**YOUR OBJECTIVE**
Search the material below for the string "Effective". Return every line that holds it.
(EXTRACTED RECORDS Opens)
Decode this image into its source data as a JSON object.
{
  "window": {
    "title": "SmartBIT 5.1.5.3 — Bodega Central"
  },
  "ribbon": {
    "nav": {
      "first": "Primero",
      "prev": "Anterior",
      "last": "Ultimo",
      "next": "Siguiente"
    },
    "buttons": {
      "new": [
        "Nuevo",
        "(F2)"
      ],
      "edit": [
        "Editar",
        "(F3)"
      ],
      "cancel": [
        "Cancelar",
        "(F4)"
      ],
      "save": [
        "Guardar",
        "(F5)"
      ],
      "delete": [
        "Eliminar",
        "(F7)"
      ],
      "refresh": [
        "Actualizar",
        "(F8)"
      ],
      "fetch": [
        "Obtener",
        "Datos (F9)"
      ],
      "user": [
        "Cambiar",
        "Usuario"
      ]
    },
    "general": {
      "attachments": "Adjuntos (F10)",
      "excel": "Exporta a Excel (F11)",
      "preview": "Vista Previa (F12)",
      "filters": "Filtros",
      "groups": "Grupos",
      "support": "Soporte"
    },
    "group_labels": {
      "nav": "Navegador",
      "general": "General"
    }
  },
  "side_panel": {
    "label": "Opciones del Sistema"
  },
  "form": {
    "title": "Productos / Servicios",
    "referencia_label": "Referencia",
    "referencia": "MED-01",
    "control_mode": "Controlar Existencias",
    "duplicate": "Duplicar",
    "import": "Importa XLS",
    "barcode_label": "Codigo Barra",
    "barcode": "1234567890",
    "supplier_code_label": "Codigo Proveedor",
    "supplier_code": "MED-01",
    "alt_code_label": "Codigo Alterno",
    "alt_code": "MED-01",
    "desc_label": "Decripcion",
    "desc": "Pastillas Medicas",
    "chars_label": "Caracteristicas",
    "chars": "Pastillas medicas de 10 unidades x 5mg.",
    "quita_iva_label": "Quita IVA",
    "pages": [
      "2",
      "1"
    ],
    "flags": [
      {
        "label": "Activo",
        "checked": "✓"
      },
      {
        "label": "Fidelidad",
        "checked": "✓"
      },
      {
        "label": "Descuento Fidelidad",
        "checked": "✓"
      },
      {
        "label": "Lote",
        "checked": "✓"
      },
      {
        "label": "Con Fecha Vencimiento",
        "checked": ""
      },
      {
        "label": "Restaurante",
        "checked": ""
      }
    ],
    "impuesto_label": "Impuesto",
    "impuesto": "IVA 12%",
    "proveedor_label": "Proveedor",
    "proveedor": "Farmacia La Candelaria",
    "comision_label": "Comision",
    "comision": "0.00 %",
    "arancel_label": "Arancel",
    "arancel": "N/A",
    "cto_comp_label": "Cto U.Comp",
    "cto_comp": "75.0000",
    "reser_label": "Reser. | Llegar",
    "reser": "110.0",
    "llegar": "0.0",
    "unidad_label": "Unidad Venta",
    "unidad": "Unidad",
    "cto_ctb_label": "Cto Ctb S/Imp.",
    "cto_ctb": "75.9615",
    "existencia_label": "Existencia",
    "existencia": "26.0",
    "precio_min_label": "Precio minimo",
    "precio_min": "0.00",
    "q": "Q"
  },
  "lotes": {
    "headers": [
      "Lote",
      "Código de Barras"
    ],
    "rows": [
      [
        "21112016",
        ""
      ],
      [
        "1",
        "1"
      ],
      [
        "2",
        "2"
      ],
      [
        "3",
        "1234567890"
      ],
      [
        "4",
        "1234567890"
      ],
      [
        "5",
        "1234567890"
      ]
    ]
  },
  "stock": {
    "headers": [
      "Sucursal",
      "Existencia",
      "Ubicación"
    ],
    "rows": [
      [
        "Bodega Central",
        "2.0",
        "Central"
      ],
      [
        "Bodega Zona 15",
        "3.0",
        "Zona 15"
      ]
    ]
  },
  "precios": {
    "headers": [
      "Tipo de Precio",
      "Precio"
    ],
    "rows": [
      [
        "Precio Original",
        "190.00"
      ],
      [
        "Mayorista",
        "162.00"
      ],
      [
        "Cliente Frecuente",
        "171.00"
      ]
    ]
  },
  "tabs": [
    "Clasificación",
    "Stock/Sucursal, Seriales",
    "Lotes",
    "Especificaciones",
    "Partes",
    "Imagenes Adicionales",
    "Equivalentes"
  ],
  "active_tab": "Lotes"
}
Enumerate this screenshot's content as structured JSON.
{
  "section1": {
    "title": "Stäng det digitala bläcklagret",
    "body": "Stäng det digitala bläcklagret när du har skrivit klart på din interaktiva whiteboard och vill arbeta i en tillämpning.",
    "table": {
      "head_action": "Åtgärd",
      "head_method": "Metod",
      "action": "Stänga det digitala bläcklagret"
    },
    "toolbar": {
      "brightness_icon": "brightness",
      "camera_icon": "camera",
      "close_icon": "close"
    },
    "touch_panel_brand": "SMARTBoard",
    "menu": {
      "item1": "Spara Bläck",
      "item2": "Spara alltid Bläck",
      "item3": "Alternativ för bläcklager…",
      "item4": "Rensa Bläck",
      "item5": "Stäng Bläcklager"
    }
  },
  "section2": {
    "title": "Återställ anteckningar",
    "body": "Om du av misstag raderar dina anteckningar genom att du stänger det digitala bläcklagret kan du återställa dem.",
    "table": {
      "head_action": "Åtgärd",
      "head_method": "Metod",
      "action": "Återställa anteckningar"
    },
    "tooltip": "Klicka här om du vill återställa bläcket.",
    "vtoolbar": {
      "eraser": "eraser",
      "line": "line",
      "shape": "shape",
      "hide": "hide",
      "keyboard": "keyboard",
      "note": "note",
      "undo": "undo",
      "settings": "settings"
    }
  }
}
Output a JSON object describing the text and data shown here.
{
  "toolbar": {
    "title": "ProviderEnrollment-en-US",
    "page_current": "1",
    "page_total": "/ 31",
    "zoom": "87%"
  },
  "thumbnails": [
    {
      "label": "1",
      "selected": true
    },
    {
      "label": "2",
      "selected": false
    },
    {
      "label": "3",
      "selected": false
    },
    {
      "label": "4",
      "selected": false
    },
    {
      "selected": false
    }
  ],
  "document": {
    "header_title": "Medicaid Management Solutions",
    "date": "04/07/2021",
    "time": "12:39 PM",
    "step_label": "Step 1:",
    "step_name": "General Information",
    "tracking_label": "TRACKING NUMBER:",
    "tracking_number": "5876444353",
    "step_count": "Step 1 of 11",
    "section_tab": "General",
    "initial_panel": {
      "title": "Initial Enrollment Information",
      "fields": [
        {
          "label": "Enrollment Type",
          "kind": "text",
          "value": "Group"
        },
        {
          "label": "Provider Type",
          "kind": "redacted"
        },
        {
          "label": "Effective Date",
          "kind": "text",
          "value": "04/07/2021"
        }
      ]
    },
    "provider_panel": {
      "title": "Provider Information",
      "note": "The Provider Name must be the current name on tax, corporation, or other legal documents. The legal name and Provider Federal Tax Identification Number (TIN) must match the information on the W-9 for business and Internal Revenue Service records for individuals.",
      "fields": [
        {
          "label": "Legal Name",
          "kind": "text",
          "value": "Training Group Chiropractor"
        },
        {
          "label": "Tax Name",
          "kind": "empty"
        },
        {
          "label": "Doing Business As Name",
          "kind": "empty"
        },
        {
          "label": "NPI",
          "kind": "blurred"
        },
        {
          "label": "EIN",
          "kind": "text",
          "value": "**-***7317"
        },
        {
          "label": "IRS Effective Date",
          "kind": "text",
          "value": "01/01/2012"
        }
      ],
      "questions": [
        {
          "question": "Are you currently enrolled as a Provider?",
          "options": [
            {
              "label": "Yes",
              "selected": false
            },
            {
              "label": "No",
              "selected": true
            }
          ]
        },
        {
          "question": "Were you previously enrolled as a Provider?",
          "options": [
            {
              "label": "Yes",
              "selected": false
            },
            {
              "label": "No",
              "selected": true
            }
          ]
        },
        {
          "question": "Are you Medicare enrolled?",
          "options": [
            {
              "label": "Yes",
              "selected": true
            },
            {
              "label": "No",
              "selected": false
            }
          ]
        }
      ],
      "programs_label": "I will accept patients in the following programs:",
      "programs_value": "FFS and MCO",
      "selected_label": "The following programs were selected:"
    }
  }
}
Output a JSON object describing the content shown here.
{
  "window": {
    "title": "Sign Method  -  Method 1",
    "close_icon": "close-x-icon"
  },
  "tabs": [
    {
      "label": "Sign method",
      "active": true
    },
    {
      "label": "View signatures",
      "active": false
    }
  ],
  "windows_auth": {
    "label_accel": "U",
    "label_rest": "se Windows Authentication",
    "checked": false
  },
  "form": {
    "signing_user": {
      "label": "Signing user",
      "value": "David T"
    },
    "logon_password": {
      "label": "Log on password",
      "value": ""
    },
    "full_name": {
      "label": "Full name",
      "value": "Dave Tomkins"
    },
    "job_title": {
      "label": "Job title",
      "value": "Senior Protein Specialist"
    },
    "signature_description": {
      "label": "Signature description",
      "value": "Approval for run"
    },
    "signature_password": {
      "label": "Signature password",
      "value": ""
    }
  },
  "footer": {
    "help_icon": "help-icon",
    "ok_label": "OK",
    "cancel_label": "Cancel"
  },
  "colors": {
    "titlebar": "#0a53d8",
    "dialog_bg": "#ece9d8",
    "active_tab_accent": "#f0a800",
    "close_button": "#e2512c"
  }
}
(EXTRACTED RECORDS Closes)
**RESULT**
          "label": "Effective Date",
          "label": "IRS Effective Date",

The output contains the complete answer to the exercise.